GOAL
Copy each line in the data that includes the word "ylabel".

* BEGIN DATASET *

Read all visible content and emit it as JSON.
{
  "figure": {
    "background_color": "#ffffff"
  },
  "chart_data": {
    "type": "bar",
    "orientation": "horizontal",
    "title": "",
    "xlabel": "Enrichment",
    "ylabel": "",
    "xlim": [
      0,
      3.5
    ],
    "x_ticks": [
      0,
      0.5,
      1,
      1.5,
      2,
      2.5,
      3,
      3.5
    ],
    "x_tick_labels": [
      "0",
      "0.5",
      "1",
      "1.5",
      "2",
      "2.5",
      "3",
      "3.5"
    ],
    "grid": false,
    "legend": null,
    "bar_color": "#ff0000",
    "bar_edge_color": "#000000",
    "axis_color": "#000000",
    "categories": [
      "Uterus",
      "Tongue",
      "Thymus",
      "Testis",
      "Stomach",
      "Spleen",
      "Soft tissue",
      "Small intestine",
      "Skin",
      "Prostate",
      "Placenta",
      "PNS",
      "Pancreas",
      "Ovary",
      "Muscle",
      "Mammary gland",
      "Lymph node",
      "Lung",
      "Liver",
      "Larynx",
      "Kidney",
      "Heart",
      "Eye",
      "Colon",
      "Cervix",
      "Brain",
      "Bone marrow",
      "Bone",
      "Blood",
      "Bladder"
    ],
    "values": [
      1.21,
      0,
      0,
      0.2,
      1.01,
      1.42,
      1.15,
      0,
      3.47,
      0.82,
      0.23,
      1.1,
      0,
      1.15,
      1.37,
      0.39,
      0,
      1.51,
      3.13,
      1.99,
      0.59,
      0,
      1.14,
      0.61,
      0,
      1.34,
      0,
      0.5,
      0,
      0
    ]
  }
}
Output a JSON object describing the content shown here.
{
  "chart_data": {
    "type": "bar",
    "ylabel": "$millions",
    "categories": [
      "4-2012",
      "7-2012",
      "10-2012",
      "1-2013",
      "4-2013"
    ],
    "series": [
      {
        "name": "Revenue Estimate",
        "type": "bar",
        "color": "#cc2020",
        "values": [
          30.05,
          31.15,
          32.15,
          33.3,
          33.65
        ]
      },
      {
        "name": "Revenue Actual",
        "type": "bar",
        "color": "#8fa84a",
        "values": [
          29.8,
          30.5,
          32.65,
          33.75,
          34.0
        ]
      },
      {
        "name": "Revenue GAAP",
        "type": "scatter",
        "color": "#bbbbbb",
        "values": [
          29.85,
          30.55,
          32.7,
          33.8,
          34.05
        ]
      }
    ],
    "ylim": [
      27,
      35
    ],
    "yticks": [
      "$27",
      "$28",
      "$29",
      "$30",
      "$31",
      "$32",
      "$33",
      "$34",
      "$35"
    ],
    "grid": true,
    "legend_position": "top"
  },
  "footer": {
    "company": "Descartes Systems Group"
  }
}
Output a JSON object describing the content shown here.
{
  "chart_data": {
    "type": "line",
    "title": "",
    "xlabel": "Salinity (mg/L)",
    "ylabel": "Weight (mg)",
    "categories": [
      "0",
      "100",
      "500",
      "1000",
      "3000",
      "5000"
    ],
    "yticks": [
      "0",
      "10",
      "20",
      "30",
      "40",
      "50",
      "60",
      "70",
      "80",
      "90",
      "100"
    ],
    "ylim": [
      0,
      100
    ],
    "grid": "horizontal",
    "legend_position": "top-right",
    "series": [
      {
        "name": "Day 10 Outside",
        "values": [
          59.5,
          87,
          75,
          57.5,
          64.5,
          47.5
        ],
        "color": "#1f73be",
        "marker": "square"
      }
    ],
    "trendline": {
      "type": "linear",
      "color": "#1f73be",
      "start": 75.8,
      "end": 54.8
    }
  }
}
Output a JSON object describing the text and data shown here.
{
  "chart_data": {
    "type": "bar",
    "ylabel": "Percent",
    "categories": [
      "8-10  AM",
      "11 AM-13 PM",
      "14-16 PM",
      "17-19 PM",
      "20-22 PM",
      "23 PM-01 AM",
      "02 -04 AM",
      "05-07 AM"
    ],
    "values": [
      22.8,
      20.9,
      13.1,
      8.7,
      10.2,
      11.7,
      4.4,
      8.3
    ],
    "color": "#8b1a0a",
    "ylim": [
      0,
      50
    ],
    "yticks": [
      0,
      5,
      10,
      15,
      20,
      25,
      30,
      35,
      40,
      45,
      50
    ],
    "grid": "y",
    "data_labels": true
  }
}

* END DATASET *

WRITTEN RESPONSE
    "ylabel": "",
    "ylabel": "$millions",
    "ylabel": "Weight (mg)",
    "ylabel": "Percent",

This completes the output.